Instruction →
Make an exact copy of the entries below.

(begin)

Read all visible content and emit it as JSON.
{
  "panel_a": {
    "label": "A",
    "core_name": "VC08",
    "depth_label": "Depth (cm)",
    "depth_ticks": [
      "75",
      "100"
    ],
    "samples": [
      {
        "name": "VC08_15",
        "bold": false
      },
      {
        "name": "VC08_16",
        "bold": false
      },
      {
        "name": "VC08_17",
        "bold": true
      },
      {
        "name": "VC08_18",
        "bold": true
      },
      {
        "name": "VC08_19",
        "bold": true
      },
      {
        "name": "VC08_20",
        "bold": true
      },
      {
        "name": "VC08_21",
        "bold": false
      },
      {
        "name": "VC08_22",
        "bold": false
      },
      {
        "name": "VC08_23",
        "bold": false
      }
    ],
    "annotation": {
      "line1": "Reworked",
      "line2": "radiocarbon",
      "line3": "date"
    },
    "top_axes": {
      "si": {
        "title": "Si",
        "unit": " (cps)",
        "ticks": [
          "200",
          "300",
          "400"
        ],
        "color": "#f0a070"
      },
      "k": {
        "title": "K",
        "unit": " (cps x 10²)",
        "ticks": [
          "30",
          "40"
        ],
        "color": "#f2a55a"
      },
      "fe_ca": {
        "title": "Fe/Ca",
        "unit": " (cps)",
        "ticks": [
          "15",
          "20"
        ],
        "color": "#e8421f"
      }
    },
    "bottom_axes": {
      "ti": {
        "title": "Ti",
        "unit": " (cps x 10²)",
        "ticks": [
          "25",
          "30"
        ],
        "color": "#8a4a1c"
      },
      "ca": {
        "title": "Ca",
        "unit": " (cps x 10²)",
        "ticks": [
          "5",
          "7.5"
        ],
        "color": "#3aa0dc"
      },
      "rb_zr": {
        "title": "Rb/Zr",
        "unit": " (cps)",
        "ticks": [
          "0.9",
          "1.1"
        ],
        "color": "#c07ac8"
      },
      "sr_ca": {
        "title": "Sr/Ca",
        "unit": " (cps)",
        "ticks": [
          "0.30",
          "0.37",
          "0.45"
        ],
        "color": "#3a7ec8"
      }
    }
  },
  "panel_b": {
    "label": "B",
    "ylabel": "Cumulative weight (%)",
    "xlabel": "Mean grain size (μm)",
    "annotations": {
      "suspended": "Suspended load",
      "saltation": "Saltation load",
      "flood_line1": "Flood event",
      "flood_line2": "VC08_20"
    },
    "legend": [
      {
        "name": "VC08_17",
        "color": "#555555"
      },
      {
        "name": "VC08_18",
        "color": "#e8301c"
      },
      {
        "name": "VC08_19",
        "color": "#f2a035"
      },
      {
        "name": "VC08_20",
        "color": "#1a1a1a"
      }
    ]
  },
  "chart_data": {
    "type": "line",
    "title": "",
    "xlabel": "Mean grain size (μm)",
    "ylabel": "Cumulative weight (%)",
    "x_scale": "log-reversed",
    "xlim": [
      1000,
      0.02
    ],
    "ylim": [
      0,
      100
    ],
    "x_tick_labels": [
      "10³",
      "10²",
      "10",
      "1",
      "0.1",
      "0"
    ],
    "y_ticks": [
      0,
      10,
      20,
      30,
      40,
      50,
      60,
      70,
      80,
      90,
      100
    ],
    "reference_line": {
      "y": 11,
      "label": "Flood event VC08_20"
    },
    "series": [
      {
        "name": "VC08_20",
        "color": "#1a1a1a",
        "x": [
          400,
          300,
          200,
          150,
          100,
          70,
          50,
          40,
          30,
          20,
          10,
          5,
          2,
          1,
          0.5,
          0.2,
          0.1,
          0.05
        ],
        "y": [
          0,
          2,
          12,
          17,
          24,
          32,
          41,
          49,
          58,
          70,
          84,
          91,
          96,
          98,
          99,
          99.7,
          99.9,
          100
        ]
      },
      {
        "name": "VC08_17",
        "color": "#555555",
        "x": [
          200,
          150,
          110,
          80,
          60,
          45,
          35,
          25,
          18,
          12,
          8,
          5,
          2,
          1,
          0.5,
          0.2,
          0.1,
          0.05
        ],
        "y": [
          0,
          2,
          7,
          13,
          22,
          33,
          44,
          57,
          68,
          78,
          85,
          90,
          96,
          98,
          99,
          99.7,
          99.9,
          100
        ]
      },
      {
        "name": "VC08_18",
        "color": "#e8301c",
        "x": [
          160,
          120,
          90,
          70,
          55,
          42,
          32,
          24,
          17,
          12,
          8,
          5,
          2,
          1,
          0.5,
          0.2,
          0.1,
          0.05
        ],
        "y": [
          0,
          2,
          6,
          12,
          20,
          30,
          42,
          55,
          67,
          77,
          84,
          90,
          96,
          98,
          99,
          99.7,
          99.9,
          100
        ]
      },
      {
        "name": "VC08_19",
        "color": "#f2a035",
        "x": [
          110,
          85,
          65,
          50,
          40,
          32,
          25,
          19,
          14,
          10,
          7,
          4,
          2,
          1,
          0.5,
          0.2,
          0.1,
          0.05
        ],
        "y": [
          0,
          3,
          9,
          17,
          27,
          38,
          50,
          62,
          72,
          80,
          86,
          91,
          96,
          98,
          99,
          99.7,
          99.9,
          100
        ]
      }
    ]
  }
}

(end)

Result →
Read all visible content and emit it as JSON.
{
  "panel_a": {
    "label": "A",
    "core_name": "VC08",
    "depth_label": "Depth (cm)",
    "depth_ticks": [
      "75",
      "100"
    ],
    "samples": [
      {
        "name": "VC08_15",
        "bold": false
      },
      {
        "name": "VC08_16",
        "bold": false
      },
      {
        "name": "VC08_17",
        "bold": true
      },
      {
        "name": "VC08_18",
        "bold": true
      },
      {
        "name": "VC08_19",
        "bold": true
      },
      {
        "name": "VC08_20",
        "bold": true
      },
      {
        "name": "VC08_21",
        "bold": false
      },
      {
        "name": "VC08_22",
        "bold": false
      },
      {
        "name": "VC08_23",
        "bold": false
      }
    ],
    "annotation": {
      "line1": "Reworked",
      "line2": "radiocarbon",
      "line3": "date"
    },
    "top_axes": {
      "si": {
        "title": "Si",
        "unit": " (cps)",
        "ticks": [
          "200",
          "300",
          "400"
        ],
        "color": "#f0a070"
      },
      "k": {
        "title": "K",
        "unit": " (cps x 10²)",
        "ticks": [
          "30",
          "40"
        ],
        "color": "#f2a55a"
      },
      "fe_ca": {
        "title": "Fe/Ca",
        "unit": " (cps)",
        "ticks": [
          "15",
          "20"
        ],
        "color": "#e8421f"
      }
    },
    "bottom_axes": {
      "ti": {
        "title": "Ti",
        "unit": " (cps x 10²)",
        "ticks": [
          "25",
          "30"
        ],
        "color": "#8a4a1c"
      },
      "ca": {
        "title": "Ca",
        "unit": " (cps x 10²)",
        "ticks": [
          "5",
          "7.5"
        ],
        "color": "#3aa0dc"
      },
      "rb_zr": {
        "title": "Rb/Zr",
        "unit": " (cps)",
        "ticks": [
          "0.9",
          "1.1"
        ],
        "color": "#c07ac8"
      },
      "sr_ca": {
        "title": "Sr/Ca",
        "unit": " (cps)",
        "ticks": [
          "0.30",
          "0.37",
          "0.45"
        ],
        "color": "#3a7ec8"
      }
    }
  },
  "panel_b": {
    "label": "B",
    "ylabel": "Cumulative weight (%)",
    "xlabel": "Mean grain size (μm)",
    "annotations": {
      "suspended": "Suspended load",
      "saltation": "Saltation load",
      "flood_line1": "Flood event",
      "flood_line2": "VC08_20"
    },
    "legend": [
      {
        "name": "VC08_17",
        "color": "#555555"
      },
      {
        "name": "VC08_18",
        "color": "#e8301c"
      },
      {
        "name": "VC08_19",
        "color": "#f2a035"
      },
      {
        "name": "VC08_20",
        "color": "#1a1a1a"
      }
    ]
  },
  "chart_data": {
    "type": "line",
    "title": "",
    "xlabel": "Mean grain size (μm)",
    "ylabel": "Cumulative weight (%)",
    "x_scale": "log-reversed",
    "xlim": [
      1000,
      0.02
    ],
    "ylim": [
      0,
      100
    ],
    "x_tick_labels": [
      "10³",
      "10²",
      "10",
      "1",
      "0.1",
      "0"
    ],
    "y_ticks": [
      0,
      10,
      20,
      30,
      40,
      50,
      60,
      70,
      80,
      90,
      100
    ],
    "reference_line": {
      "y": 11,
      "label": "Flood event VC08_20"
    },
    "series": [
      {
        "name": "VC08_20",
        "color": "#1a1a1a",
        "x": [
          400,
          300,
          200,
          150,
          100,
          70,
          50,
          40,
          30,
          20,
          10,
          5,
          2,
          1,
          0.5,
          0.2,
          0.1,
          0.05
        ],
        "y": [
          0,
          2,
          12,
          17,
          24,
          32,
          41,
          49,
          58,
          70,
          84,
          91,
          96,
          98,
          99,
          99.7,
          99.9,
          100
        ]
      },
      {
        "name": "VC08_17",
        "color": "#555555",
        "x": [
          200,
          150,
          110,
          80,
          60,
          45,
          35,
          25,
          18,
          12,
          8,
          5,
          2,
          1,
          0.5,
          0.2,
          0.1,
          0.05
        ],
        "y": [
          0,
          2,
          7,
          13,
          22,
          33,
          44,
          57,
          68,
          78,
          85,
          90,
          96,
          98,
          99,
          99.7,
          99.9,
          100
        ]
      },
      {
        "name": "VC08_18",
        "color": "#e8301c",
        "x": [
          160,
          120,
          90,
          70,
          55,
          42,
          32,
          24,
          17,
          12,
          8,
          5,
          2,
          1,
          0.5,
          0.2,
          0.1,
          0.05
        ],
        "y": [
          0,
          2,
          6,
          12,
          20,
          30,
          42,
          55,
          67,
          77,
          84,
          90,
          96,
          98,
          99,
          99.7,
          99.9,
          100
        ]
      },
      {
        "name": "VC08_19",
        "color": "#f2a035",
        "x": [
          110,
          85,
          65,
          50,
          40,
          32,
          25,
          19,
          14,
          10,
          7,
          4,
          2,
          1,
          0.5,
          0.2,
          0.1,
          0.05
        ],
        "y": [
          0,
          3,
          9,
          17,
          27,
          38,
          50,
          62,
          72,
          80,
          86,
          91,
          96,
          98,
          99,
          99.7,
          99.9,
          100
        ]
      }
    ]
  }
}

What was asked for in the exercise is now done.